§ **Try it**: Set down each entry exactly as it stands, without altering a single character.
═════ Exercise data
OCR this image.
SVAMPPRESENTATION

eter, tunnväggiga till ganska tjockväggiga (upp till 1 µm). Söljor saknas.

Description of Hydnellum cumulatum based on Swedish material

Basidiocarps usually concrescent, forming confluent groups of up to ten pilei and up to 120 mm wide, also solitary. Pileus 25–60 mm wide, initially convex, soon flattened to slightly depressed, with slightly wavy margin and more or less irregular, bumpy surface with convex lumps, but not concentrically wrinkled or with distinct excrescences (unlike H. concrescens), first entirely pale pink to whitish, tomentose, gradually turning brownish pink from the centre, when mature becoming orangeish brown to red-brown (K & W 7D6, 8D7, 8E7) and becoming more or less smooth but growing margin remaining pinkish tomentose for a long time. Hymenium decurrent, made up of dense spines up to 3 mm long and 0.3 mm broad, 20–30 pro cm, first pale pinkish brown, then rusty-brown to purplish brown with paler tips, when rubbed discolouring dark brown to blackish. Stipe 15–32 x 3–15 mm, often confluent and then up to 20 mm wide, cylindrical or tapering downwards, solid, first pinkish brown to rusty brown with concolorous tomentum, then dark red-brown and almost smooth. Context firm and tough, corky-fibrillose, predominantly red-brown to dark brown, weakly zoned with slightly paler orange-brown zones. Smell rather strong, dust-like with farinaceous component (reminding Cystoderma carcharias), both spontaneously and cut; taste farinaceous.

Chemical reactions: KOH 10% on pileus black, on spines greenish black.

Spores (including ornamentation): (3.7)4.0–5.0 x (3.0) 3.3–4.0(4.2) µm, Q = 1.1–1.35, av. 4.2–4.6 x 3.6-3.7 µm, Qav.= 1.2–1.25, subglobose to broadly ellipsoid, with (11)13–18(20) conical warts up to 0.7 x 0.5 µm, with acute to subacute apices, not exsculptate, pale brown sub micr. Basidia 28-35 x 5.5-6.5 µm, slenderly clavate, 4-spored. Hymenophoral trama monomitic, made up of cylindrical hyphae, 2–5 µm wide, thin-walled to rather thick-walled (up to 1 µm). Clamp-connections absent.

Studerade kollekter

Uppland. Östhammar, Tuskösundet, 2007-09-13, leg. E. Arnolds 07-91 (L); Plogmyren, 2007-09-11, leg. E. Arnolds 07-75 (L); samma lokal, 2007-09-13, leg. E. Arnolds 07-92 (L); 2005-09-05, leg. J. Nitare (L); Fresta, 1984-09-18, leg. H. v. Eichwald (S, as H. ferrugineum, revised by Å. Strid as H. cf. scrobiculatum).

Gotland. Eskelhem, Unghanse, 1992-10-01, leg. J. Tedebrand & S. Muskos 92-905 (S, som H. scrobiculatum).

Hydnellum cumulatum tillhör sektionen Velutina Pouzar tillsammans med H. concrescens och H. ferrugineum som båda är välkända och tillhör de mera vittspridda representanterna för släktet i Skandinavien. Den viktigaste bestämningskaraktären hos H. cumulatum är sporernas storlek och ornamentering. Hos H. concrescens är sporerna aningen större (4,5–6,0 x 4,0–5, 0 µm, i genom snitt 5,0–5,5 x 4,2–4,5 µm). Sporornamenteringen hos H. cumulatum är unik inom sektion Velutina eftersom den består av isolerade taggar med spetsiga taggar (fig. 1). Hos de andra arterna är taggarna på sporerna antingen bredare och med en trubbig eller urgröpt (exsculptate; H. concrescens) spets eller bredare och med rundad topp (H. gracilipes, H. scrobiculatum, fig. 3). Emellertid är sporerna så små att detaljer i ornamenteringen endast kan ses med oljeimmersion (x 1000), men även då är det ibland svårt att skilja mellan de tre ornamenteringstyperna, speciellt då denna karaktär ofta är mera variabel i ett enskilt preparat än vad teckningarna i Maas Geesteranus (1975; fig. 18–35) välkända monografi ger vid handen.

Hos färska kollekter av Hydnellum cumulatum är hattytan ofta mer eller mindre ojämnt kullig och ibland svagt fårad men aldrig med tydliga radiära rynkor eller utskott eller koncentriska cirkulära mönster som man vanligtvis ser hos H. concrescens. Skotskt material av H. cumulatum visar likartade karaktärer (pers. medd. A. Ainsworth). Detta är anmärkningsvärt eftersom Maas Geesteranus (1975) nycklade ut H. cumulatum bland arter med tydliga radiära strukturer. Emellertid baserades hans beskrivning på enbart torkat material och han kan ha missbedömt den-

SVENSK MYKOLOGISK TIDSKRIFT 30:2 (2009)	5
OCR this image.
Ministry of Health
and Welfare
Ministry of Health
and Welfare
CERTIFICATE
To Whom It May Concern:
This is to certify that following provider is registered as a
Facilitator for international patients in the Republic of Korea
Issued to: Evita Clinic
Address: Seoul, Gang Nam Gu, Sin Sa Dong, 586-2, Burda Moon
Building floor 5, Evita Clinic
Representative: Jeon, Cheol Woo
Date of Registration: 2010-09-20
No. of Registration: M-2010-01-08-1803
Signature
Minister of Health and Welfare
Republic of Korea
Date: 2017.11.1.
══════════
§ **Response**:
OCR this image.
SVAMPPRESENTATION

eter, tunnväggiga till ganska tjockväggiga (upp till 1 µm). Söljor saknas.

Description of Hydnellum cumulatum based on Swedish material

Basidiocarps usually concrescent, forming confluent groups of up to ten pilei and up to 120 mm wide, also solitary. Pileus 25–60 mm wide, initially convex, soon flattened to slightly depressed, with slightly wavy margin and more or less irregular, bumpy surface with convex lumps, but not concentrically wrinkled or with distinct excrescences (unlike H. concrescens), first entirely pale pink to whitish, tomentose, gradually turning brownish pink from the centre, when mature becoming orangeish brown to red-brown (K & W 7D6, 8D7, 8E7) and becoming more or less smooth but growing margin remaining pinkish tomentose for a long time. Hymenium decurrent, made up of dense spines up to 3 mm long and 0.3 mm broad, 20–30 pro cm, first pale pinkish brown, then rusty-brown to purplish brown with paler tips, when rubbed discolouring dark brown to blackish. Stipe 15–32 x 3–15 mm, often confluent and then up to 20 mm wide, cylindrical or tapering downwards, solid, first pinkish brown to rusty brown with concolorous tomentum, then dark red-brown and almost smooth. Context firm and tough, corky-fibrillose, predominantly red-brown to dark brown, weakly zoned with slightly paler orange-brown zones. Smell rather strong, dust-like with farinaceous component (reminding Cystoderma carcharias), both spontaneously and cut; taste farinaceous.

Chemical reactions: KOH 10% on pileus black, on spines greenish black.

Spores (including ornamentation): (3.7)4.0–5.0 x (3.0) 3.3–4.0(4.2) µm, Q = 1.1–1.35, av. 4.2–4.6 x 3.6-3.7 µm, Qav.= 1.2–1.25, subglobose to broadly ellipsoid, with (11)13–18(20) conical warts up to 0.7 x 0.5 µm, with acute to subacute apices, not exsculptate, pale brown sub micr. Basidia 28-35 x 5.5-6.5 µm, slenderly clavate, 4-spored. Hymenophoral trama monomitic, made up of cylindrical hyphae, 2–5 µm wide, thin-walled to rather thick-walled (up to 1 µm). Clamp-connections absent.

Studerade kollekter

Uppland. Östhammar, Tuskösundet, 2007-09-13, leg. E. Arnolds 07-91 (L); Plogmyren, 2007-09-11, leg. E. Arnolds 07-75 (L); samma lokal, 2007-09-13, leg. E. Arnolds 07-92 (L); 2005-09-05, leg. J. Nitare (L); Fresta, 1984-09-18, leg. H. v. Eichwald (S, as H. ferrugineum, revised by Å. Strid as H. cf. scrobiculatum).

Gotland. Eskelhem, Unghanse, 1992-10-01, leg. J. Tedebrand & S. Muskos 92-905 (S, som H. scrobiculatum).

Hydnellum cumulatum tillhör sektionen Velutina Pouzar tillsammans med H. concrescens och H. ferrugineum som båda är välkända och tillhör de mera vittspridda representanterna för släktet i Skandinavien. Den viktigaste bestämningskaraktären hos H. cumulatum är sporernas storlek och ornamentering. Hos H. concrescens är sporerna aningen större (4,5–6,0 x 4,0–5, 0 µm, i genom snitt 5,0–5,5 x 4,2–4,5 µm). Sporornamenteringen hos H. cumulatum är unik inom sektion Velutina eftersom den består av isolerade taggar med spetsiga taggar (fig. 1). Hos de andra arterna är taggarna på sporerna antingen bredare och med en trubbig eller urgröpt (exsculptate; H. concrescens) spets eller bredare och med rundad topp (H. gracilipes, H. scrobiculatum, fig. 3). Emellertid är sporerna så små att detaljer i ornamenteringen endast kan ses med oljeimmersion (x 1000), men även då är det ibland svårt att skilja mellan de tre ornamenteringstyperna, speciellt då denna karaktär ofta är mera variabel i ett enskilt preparat än vad teckningarna i Maas Geesteranus (1975; fig. 18–35) välkända monografi ger vid handen.

Hos färska kollekter av Hydnellum cumulatum är hattytan ofta mer eller mindre ojämnt kullig och ibland svagt fårad men aldrig med tydliga radiära rynkor eller utskott eller koncentriska cirkulära mönster som man vanligtvis ser hos H. concrescens. Skotskt material av H. cumulatum visar likartade karaktärer (pers. medd. A. Ainsworth). Detta är anmärkningsvärt eftersom Maas Geesteranus (1975) nycklade ut H. cumulatum bland arter med tydliga radiära strukturer. Emellertid baserades hans beskrivning på enbart torkat material och han kan ha missbedömt den-

SVENSK MYKOLOGISK TIDSKRIFT 30:2 (2009)	5
OCR this image.
Ministry of Health
and Welfare
Ministry of Health
and Welfare
CERTIFICATE
To Whom It May Concern:
This is to certify that following provider is registered as a
Facilitator for international patients in the Republic of Korea
Issued to: Evita Clinic
Address: Seoul, Gang Nam Gu, Sin Sa Dong, 586-2, Burda Moon
Building floor 5, Evita Clinic
Representative: Jeon, Cheol Woo
Date of Registration: 2010-09-20
No. of Registration: M-2010-01-08-1803
Signature
Minister of Health and Welfare
Republic of Korea
Date: 2017.11.1.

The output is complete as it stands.